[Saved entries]
..............................
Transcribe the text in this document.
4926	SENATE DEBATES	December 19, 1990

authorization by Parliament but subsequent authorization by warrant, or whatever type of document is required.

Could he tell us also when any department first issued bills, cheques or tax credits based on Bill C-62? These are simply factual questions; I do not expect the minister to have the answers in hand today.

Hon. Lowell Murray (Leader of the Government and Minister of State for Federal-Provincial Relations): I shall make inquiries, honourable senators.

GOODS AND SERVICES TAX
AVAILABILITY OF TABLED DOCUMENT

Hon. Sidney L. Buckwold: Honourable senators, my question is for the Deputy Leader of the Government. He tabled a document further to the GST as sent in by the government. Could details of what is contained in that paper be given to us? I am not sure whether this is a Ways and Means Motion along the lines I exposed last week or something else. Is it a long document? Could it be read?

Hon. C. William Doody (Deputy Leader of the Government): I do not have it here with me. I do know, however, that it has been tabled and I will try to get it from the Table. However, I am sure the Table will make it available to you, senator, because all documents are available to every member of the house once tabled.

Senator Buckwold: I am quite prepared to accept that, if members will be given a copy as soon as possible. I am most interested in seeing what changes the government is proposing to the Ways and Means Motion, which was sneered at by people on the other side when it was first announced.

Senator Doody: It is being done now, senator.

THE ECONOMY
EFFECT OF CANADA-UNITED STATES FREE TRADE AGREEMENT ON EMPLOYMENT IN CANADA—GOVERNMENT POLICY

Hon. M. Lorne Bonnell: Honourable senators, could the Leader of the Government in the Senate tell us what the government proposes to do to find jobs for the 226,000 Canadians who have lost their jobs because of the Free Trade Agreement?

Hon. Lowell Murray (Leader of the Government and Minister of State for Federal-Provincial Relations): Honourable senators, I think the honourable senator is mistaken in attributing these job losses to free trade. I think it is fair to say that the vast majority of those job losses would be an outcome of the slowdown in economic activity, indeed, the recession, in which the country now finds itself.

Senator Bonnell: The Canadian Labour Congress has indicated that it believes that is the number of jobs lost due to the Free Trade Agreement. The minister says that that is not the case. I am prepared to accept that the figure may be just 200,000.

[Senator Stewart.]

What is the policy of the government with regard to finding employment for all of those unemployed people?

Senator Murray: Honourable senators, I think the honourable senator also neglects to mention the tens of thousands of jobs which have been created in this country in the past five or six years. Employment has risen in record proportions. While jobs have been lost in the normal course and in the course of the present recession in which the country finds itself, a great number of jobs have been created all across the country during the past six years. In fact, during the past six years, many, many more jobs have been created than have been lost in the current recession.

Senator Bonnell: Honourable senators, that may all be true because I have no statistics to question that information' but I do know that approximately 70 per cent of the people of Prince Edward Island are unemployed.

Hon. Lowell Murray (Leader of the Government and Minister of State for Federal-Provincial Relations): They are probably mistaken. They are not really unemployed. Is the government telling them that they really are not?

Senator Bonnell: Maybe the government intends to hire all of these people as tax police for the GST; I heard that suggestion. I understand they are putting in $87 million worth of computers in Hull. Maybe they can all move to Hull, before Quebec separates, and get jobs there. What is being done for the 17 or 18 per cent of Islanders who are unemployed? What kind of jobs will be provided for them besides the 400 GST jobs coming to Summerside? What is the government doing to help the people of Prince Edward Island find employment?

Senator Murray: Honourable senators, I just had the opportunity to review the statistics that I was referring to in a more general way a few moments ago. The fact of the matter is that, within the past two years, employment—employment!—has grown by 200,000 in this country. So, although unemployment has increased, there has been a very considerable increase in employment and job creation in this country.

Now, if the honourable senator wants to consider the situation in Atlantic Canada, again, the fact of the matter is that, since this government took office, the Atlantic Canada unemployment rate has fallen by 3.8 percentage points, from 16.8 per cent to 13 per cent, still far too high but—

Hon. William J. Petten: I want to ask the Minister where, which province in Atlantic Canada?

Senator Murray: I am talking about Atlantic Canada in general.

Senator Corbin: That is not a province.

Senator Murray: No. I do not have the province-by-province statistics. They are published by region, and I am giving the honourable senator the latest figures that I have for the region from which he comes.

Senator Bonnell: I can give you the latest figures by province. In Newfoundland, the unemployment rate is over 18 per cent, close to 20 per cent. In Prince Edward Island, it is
..............................
EXERCISE OBJECTIVE -> Type the whole listing again, unaltered.

THE REPLY ->
Transcribe the text in this document.
4926	SENATE DEBATES	December 19, 1990

authorization by Parliament but subsequent authorization by warrant, or whatever type of document is required.

Could he tell us also when any department first issued bills, cheques or tax credits based on Bill C-62? These are simply factual questions; I do not expect the minister to have the answers in hand today.

Hon. Lowell Murray (Leader of the Government and Minister of State for Federal-Provincial Relations): I shall make inquiries, honourable senators.

GOODS AND SERVICES TAX
AVAILABILITY OF TABLED DOCUMENT

Hon. Sidney L. Buckwold: Honourable senators, my question is for the Deputy Leader of the Government. He tabled a document further to the GST as sent in by the government. Could details of what is contained in that paper be given to us? I am not sure whether this is a Ways and Means Motion along the lines I exposed last week or something else. Is it a long document? Could it be read?

Hon. C. William Doody (Deputy Leader of the Government): I do not have it here with me. I do know, however, that it has been tabled and I will try to get it from the Table. However, I am sure the Table will make it available to you, senator, because all documents are available to every member of the house once tabled.

Senator Buckwold: I am quite prepared to accept that, if members will be given a copy as soon as possible. I am most interested in seeing what changes the government is proposing to the Ways and Means Motion, which was sneered at by people on the other side when it was first announced.

Senator Doody: It is being done now, senator.

THE ECONOMY
EFFECT OF CANADA-UNITED STATES FREE TRADE AGREEMENT ON EMPLOYMENT IN CANADA—GOVERNMENT POLICY

Hon. M. Lorne Bonnell: Honourable senators, could the Leader of the Government in the Senate tell us what the government proposes to do to find jobs for the 226,000 Canadians who have lost their jobs because of the Free Trade Agreement?

Hon. Lowell Murray (Leader of the Government and Minister of State for Federal-Provincial Relations): Honourable senators, I think the honourable senator is mistaken in attributing these job losses to free trade. I think it is fair to say that the vast majority of those job losses would be an outcome of the slowdown in economic activity, indeed, the recession, in which the country now finds itself.

Senator Bonnell: The Canadian Labour Congress has indicated that it believes that is the number of jobs lost due to the Free Trade Agreement. The minister says that that is not the case. I am prepared to accept that the figure may be just 200,000.

[Senator Stewart.]

What is the policy of the government with regard to finding employment for all of those unemployed people?

Senator Murray: Honourable senators, I think the honourable senator also neglects to mention the tens of thousands of jobs which have been created in this country in the past five or six years. Employment has risen in record proportions. While jobs have been lost in the normal course and in the course of the present recession in which the country finds itself, a great number of jobs have been created all across the country during the past six years. In fact, during the past six years, many, many more jobs have been created than have been lost in the current recession.

Senator Bonnell: Honourable senators, that may all be true because I have no statistics to question that information' but I do know that approximately 70 per cent of the people of Prince Edward Island are unemployed.

Hon. Lowell Murray (Leader of the Government and Minister of State for Federal-Provincial Relations): They are probably mistaken. They are not really unemployed. Is the government telling them that they really are not?

Senator Bonnell: Maybe the government intends to hire all of these people as tax police for the GST; I heard that suggestion. I understand they are putting in $87 million worth of computers in Hull. Maybe they can all move to Hull, before Quebec separates, and get jobs there. What is being done for the 17 or 18 per cent of Islanders who are unemployed? What kind of jobs will be provided for them besides the 400 GST jobs coming to Summerside? What is the government doing to help the people of Prince Edward Island find employment?

Senator Murray: Honourable senators, I just had the opportunity to review the statistics that I was referring to in a more general way a few moments ago. The fact of the matter is that, within the past two years, employment—employment!—has grown by 200,000 in this country. So, although unemployment has increased, there has been a very considerable increase in employment and job creation in this country.

Now, if the honourable senator wants to consider the situation in Atlantic Canada, again, the fact of the matter is that, since this government took office, the Atlantic Canada unemployment rate has fallen by 3.8 percentage points, from 16.8 per cent to 13 per cent, still far too high but—

Hon. William J. Petten: I want to ask the Minister where, which province in Atlantic Canada?

Senator Murray: I am talking about Atlantic Canada in general.

Senator Corbin: That is not a province.

Senator Murray: No. I do not have the province-by-province statistics. They are published by region, and I am giving the honourable senator the latest figures that I have for the region from which he comes.

Senator Bonnell: I can give you the latest figures by province. In Newfoundland, the unemployment rate is over 18 per cent, close to 20 per cent. In Prince Edward Island, it is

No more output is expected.